## Zu bearbeitende Aufgabe
Wo traf der Ehemann laut dem Auszug über die Eheberatung die frühere Arbeitskollegin?

– von Christian Siegling
Neulich hatte ich ein Ehepaar in meiner Beratung. Kaum hatten wir beim ersten Gespräch die wichtigsten persönlichen Dinge genannt, überfiel mich die Frau mit folgender Frage: »Muss ich das vergeben oder vergeben können? Mein Mann ist zum wiederholten Mal fremdgegangen und hat sich jetzt bei mir ganz reumütig entschuldigt und erwartet von mir, dass ich ihm vergebe – aber ich glaube, ich kann das nicht!« Ich merkte, wie verzweifelt sie war, sie war den Tränen nahe und biss sich auf die Lippen, während sie diese Sätze herausquetschte.
Was war passiert?
Ihr Ehemann hatte wohl kürzlich bei einer Fachmesse eine Arbeitskollegin aus vergangenen Zeiten getroffen und sich mit ihr verabredet. In der Folge dazu gab es nicht nur mehrere Treffen, sondern auch intimes Beisammensein der beiden. Die Sache flog rasch auf und die Ehefrau stellte ihren Mann zur Rede, der den Ehebruch auch zerknirscht zugab und um Vergebung bat. Doch was die Sache nun wirklich schlimm machte: Einige Jahre zuvor war eine ähnliche Situation schon einmal passiert. Auch damals war der Ehemann fremdgegangen und nachdem die Ehefrau das herausgefunden hatte, bat er ebenfalls um Vergebung, war verzweifelt und gab sich reumütig. Unter Aufbietung all ihrer christlichen Werte und als Gehorsamsschritt gegen über Christus – der uns ja schließlich auch vergeben hat und vergibt – schaffte sie es, ihrem Ehemann das zu vergeben. Aber sie wies ihn sehr deutlich darauf hin, dass das nicht nochmal passieren dürfte und sie das nicht noch einmal erleben wolle.

## Auszug aus Datensätzen
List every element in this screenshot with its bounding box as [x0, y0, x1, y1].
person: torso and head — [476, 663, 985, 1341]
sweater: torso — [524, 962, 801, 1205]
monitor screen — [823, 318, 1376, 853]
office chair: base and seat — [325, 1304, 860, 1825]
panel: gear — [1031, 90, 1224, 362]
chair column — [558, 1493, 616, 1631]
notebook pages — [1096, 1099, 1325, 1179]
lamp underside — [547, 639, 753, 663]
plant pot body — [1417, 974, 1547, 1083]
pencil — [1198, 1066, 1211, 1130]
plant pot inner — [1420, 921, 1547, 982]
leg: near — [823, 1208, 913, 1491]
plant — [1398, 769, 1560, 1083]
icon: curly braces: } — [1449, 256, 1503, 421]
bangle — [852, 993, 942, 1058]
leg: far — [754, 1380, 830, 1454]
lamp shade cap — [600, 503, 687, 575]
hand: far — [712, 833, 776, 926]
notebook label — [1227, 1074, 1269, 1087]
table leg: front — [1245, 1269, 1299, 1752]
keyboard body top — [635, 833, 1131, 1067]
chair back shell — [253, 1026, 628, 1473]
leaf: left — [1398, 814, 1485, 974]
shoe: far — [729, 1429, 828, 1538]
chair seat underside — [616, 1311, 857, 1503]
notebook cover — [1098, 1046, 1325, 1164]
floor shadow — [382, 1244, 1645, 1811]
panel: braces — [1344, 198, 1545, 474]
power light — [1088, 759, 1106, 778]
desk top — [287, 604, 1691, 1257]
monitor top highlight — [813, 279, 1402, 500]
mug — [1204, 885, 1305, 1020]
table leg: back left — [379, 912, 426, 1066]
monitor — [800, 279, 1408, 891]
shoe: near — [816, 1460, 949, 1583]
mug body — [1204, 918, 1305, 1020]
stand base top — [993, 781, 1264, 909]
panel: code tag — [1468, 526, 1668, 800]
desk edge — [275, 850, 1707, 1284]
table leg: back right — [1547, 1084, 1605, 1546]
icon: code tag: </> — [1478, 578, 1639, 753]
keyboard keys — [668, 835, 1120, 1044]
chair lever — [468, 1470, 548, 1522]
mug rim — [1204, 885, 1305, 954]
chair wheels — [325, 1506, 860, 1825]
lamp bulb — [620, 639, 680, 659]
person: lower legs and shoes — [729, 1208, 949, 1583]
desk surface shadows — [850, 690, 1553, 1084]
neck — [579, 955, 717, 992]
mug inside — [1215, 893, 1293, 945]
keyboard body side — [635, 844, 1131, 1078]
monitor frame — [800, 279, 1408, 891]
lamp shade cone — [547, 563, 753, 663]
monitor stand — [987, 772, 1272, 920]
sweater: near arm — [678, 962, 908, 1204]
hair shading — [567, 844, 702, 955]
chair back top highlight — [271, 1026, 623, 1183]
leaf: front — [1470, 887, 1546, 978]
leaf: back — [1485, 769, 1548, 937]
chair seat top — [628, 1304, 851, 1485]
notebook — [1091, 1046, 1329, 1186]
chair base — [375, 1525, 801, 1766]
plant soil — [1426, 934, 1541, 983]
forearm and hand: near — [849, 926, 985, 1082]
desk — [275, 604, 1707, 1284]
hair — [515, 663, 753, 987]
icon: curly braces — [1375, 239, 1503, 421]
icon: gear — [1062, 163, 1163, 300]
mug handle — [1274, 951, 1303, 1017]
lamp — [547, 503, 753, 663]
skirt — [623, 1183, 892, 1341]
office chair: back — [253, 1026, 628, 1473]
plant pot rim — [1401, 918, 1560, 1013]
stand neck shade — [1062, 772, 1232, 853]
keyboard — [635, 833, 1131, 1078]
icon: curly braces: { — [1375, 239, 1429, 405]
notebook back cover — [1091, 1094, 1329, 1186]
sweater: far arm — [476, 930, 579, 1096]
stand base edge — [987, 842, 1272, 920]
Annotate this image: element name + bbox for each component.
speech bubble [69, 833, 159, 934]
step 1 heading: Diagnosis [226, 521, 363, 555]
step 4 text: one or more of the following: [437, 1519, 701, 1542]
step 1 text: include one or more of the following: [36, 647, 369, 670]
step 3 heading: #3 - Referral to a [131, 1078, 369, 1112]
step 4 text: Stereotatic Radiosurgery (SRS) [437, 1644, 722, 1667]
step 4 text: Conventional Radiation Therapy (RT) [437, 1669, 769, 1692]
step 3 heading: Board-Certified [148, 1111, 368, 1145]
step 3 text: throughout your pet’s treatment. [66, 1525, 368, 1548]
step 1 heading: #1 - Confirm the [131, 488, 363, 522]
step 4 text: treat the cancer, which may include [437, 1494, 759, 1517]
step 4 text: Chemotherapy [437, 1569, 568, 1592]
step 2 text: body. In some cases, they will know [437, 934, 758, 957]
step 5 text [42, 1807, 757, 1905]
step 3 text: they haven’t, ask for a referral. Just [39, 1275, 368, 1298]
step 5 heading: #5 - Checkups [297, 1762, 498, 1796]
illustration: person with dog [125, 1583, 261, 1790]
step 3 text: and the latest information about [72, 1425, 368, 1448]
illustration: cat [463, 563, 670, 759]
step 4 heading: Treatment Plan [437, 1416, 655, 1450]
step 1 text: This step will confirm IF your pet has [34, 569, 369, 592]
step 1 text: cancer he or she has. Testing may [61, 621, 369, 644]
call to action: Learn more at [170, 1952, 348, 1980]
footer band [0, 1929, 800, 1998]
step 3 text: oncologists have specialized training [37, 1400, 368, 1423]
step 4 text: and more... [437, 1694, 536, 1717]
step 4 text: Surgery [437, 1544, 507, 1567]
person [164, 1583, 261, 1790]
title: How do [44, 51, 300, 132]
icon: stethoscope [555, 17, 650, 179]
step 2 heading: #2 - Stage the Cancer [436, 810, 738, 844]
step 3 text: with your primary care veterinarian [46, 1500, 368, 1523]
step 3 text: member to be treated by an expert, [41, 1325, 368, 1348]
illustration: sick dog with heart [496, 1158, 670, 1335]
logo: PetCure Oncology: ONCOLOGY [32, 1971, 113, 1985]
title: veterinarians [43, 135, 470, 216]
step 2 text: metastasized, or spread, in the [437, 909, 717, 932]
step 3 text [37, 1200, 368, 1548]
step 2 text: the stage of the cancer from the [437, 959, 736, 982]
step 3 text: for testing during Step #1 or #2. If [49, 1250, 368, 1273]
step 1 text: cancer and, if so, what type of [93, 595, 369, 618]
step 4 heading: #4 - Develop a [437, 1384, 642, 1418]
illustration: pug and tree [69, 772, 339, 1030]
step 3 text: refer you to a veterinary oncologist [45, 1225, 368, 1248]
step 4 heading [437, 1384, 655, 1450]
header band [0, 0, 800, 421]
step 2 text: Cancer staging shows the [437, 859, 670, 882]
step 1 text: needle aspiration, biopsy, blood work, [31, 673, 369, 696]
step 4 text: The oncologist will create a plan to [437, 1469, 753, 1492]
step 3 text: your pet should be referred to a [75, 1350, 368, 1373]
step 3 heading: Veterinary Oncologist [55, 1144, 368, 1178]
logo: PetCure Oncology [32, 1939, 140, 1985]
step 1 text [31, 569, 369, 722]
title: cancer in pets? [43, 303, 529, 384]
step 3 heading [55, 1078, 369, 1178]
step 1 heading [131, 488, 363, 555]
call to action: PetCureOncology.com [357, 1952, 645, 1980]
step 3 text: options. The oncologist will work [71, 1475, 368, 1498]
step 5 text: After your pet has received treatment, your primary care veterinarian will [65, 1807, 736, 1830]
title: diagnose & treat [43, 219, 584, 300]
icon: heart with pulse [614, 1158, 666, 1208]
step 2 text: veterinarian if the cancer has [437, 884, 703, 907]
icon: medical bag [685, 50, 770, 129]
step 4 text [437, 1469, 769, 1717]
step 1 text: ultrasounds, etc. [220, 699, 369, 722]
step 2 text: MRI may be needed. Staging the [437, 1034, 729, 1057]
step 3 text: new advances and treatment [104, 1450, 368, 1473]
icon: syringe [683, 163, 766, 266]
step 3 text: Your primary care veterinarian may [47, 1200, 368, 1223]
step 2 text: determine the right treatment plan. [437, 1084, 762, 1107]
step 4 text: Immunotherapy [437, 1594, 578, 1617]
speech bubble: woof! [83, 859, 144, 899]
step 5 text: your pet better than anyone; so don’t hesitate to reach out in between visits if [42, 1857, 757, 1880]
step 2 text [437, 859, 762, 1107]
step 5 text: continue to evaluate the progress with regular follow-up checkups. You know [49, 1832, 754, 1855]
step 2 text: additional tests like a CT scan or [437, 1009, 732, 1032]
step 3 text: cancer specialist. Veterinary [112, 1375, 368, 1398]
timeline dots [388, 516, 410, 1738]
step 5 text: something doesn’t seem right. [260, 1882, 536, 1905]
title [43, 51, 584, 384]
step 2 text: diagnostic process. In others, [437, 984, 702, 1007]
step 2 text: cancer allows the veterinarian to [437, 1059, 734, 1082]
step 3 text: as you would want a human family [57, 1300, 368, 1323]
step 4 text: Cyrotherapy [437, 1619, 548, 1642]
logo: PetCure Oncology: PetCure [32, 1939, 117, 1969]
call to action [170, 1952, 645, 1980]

## Ergebnis der Übung
Bei einer Fachmesse.